§ WORK TO BE COMPLETED
Write each line exactly, from the line that holds "What data populates" through the final line of the material, and no other line.

(Dataset records)

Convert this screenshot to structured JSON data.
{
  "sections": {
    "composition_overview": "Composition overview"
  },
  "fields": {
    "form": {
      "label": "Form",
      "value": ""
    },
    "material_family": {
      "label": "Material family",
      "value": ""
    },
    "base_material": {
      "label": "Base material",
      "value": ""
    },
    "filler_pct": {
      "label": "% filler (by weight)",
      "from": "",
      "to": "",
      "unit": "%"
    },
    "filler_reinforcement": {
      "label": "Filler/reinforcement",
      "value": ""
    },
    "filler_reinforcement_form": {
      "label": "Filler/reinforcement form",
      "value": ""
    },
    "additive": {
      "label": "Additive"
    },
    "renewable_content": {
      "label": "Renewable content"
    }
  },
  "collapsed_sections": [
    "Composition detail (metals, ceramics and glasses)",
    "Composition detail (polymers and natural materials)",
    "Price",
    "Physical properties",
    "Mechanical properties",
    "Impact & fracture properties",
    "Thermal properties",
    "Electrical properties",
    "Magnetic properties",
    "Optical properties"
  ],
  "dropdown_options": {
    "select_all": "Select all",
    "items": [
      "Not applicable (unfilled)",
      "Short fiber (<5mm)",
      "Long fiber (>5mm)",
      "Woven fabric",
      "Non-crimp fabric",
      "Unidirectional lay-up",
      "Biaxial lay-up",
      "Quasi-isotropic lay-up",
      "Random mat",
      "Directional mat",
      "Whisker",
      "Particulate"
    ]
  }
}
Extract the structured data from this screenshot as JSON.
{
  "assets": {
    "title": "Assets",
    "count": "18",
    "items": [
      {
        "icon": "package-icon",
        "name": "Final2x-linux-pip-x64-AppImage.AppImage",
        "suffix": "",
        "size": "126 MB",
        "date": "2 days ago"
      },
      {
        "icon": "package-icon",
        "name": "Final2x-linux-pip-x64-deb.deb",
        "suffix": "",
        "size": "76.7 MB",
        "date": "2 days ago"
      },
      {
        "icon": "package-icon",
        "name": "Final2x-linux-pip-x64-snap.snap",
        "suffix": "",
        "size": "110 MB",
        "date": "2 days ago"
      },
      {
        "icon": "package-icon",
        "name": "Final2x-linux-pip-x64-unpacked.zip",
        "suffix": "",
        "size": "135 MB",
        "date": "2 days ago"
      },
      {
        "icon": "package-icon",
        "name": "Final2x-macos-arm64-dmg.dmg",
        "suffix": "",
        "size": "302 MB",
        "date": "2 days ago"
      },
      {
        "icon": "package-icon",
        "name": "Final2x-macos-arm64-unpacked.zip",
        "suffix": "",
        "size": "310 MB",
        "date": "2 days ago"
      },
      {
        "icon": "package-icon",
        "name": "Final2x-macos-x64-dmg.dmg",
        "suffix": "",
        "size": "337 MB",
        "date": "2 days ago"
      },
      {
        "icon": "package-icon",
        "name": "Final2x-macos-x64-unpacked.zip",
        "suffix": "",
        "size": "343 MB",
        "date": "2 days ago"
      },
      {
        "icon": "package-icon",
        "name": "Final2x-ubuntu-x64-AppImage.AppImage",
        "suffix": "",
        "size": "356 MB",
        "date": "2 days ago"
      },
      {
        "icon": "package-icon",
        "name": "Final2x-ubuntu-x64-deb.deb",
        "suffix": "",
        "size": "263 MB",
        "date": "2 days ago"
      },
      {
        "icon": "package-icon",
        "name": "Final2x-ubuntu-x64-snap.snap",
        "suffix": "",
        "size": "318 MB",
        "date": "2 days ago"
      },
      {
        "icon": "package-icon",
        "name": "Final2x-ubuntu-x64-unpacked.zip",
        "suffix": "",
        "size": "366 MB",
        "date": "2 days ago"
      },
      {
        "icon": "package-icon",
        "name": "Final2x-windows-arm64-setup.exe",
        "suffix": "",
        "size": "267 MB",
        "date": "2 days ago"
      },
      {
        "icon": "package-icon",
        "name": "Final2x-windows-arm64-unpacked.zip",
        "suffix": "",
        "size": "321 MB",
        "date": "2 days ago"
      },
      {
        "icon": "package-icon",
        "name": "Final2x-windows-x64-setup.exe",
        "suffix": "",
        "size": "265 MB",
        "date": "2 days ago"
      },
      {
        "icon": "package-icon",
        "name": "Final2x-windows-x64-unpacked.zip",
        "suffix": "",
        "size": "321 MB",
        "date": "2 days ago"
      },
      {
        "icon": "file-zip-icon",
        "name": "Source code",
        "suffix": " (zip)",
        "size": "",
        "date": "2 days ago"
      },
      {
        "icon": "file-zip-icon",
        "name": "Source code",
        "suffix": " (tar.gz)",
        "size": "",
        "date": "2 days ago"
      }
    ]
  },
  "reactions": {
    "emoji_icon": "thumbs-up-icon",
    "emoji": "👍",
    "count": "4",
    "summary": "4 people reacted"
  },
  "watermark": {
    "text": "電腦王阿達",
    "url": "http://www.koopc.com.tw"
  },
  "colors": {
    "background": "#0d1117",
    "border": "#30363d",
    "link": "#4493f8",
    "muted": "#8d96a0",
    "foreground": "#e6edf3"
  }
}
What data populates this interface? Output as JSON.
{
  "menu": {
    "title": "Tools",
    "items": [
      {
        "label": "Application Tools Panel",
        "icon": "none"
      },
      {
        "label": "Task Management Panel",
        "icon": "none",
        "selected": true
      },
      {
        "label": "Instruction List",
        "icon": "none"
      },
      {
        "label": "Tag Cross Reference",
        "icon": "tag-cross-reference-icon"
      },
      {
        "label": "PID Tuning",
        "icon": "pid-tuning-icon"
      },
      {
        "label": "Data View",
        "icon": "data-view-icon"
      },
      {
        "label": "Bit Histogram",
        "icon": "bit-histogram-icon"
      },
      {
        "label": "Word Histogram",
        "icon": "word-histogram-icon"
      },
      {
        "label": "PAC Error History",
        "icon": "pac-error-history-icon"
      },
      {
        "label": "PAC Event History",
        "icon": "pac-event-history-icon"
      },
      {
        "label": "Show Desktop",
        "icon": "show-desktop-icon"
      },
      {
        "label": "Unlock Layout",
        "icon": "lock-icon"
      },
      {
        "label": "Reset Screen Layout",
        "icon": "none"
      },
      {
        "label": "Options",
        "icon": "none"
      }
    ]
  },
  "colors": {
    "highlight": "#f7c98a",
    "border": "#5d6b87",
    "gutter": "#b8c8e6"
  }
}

§ RESPONSE BELOW
What data populates this interface? Output as JSON.
{
  "menu": {
    "title": "Tools",
    "items": [
      {
        "label": "Application Tools Panel",
        "icon": "none"
      },
      {
        "label": "Task Management Panel",
        "icon": "none",
        "selected": true
      },
      {
        "label": "Instruction List",
        "icon": "none"
      },
      {
        "label": "Tag Cross Reference",
        "icon": "tag-cross-reference-icon"
      },
      {
        "label": "PID Tuning",
        "icon": "pid-tuning-icon"
      },
      {
        "label": "Data View",
        "icon": "data-view-icon"
      },
      {
        "label": "Bit Histogram",
        "icon": "bit-histogram-icon"
      },
      {
        "label": "Word Histogram",
        "icon": "word-histogram-icon"
      },
      {
        "label": "PAC Error History",
        "icon": "pac-error-history-icon"
      },
      {
        "label": "PAC Event History",
        "icon": "pac-event-history-icon"
      },
      {
        "label": "Show Desktop",
        "icon": "show-desktop-icon"
      },
      {
        "label": "Unlock Layout",
        "icon": "lock-icon"
      },
      {
        "label": "Reset Screen Layout",
        "icon": "none"
      },
      {
        "label": "Options",
        "icon": "none"
      }
    ]
  },
  "colors": {
    "highlight": "#f7c98a",
    "border": "#5d6b87",
    "gutter": "#b8c8e6"
  }
}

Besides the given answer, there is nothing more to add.